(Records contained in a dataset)
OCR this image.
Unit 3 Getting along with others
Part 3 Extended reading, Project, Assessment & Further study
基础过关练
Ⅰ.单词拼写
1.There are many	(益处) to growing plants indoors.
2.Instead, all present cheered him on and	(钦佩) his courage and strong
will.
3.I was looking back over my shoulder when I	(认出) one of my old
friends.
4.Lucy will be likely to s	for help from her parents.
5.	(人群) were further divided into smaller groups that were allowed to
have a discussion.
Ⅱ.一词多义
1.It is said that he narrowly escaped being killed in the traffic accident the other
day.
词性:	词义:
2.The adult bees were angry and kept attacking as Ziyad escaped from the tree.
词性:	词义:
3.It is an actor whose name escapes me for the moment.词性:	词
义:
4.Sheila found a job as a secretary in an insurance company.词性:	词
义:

* [GOAL]: Using the listing above, pull out all lines that hold the word "from".

* [CORRECT ANSWER]:
4.Lucy will be likely to s	for help from her parents.
2.The adult bees were angry and kept attacking as Ziyad escaped from the tree.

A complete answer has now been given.